74. Search a 2D Matrix

[chengchengxu15]

leetcode: https://leetcode.com/problems/search-a-2d-matrix/

Write an efficient algorithm that searches for a value in an m x n matrix. This matrix has the following properties:

Integers in each row are sorted from left to right. The first integer of each row is greater than the last integer of the previous row.

[chengchengxu15]

Binary Search Time Complexity: O(log(n*m)) Space Complexity: O(1)

重点：如何把中间的那个数在matrix里面找到：

class Solution:
    def searchMatrix(self, matrix: List[List[int]], target: int) -> bool:
        n = len(matrix)
        m = len(matrix[0])
        start = 0
        end = m*n -1

        while start <= end:
            mid = (start + end)//2
            y_position = mid//m
            x_position = mid%m
            mid_value = matrix[y_position][x_position]
            if target == mid_value:
                return True
            elif target < mid_value:
                end = mid -1
            else:
                start = mid +1

        return False

[chengchengxu15]

暴力解法1 Brute Force 两个for,
Time Complexity: O(m*n) Space Complexity: O(1)

暴力解法2 Brute Force 新建一个list，全部放进去之后再用Binary Search Time Complexity: O(mn) Space Complexity: O(mn)

[chengchengxu15]

solution 4 从右上角开始，如果比target小，往下移一格；如果比target大，往左移一格；如果相等，return True

Time Complexity: O(m+n) Space Complexity: O(1)

⁂

**挑战 1**
把原文里从“Write an efficient”开始、到“n = len(matrix)”结束的这一段原样抄下来。

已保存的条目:
⁂

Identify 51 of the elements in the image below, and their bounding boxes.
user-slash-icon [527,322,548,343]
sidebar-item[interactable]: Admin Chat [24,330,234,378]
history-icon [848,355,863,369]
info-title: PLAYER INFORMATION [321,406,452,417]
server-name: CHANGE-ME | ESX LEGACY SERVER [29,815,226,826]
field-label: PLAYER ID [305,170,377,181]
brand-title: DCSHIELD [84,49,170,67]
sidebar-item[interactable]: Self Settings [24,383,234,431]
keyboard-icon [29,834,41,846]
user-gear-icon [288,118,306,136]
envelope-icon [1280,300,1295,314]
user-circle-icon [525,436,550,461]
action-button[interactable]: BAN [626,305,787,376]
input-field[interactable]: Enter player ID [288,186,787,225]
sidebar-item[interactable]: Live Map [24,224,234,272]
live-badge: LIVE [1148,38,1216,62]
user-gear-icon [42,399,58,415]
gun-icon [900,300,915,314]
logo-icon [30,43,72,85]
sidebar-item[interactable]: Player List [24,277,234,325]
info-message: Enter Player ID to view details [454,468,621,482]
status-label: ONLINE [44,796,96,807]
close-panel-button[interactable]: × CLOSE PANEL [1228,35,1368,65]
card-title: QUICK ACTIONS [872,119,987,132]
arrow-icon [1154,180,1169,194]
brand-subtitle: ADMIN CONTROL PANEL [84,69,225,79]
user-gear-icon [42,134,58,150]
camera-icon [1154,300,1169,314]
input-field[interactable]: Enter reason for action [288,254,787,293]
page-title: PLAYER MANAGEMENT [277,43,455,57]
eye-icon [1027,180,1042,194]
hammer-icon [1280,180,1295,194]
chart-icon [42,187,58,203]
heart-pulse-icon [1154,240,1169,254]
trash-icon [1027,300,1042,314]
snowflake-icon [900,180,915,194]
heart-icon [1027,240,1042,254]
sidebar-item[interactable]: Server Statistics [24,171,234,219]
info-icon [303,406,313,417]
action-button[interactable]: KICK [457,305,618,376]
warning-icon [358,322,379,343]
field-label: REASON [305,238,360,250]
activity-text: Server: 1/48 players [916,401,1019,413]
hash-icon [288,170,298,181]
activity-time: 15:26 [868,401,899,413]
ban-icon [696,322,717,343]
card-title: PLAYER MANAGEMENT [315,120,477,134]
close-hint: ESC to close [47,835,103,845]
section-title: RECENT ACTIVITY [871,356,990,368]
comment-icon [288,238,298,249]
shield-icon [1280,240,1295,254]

⁂

**挑战 2**
从条目的第一行开始，到包含“user-circle-icon [525,436,550,461]”的那一行结束，两头都算，把这些行一字不差地提取出来。

**完整答案 1**
Write an efficient algorithm that searches for a value in an m x n matrix. This matrix has the following properties:

Integers in each row are sorted from left to right. The first integer of each row is greater than the last integer of the previous row.

[chengchengxu15]

Binary Search Time Complexity: O(log(n*m)) Space Complexity: O(1)

重点：如何把中间的那个数在matrix里面找到：

class Solution:
    def searchMatrix(self, matrix: List[List[int]], target: int) -> bool:
        n = len(matrix)

**完整答案 2**
Identify 51 of the elements in the image below, and their bounding boxes.
user-slash-icon [527,322,548,343]
sidebar-item[interactable]: Admin Chat [24,330,234,378]
history-icon [848,355,863,369]
info-title: PLAYER INFORMATION [321,406,452,417]
server-name: CHANGE-ME | ESX LEGACY SERVER [29,815,226,826]
field-label: PLAYER ID [305,170,377,181]
brand-title: DCSHIELD [84,49,170,67]
sidebar-item[interactable]: Self Settings [24,383,234,431]
keyboard-icon [29,834,41,846]
user-gear-icon [288,118,306,136]
envelope-icon [1280,300,1295,314]
user-circle-icon [525,436,550,461]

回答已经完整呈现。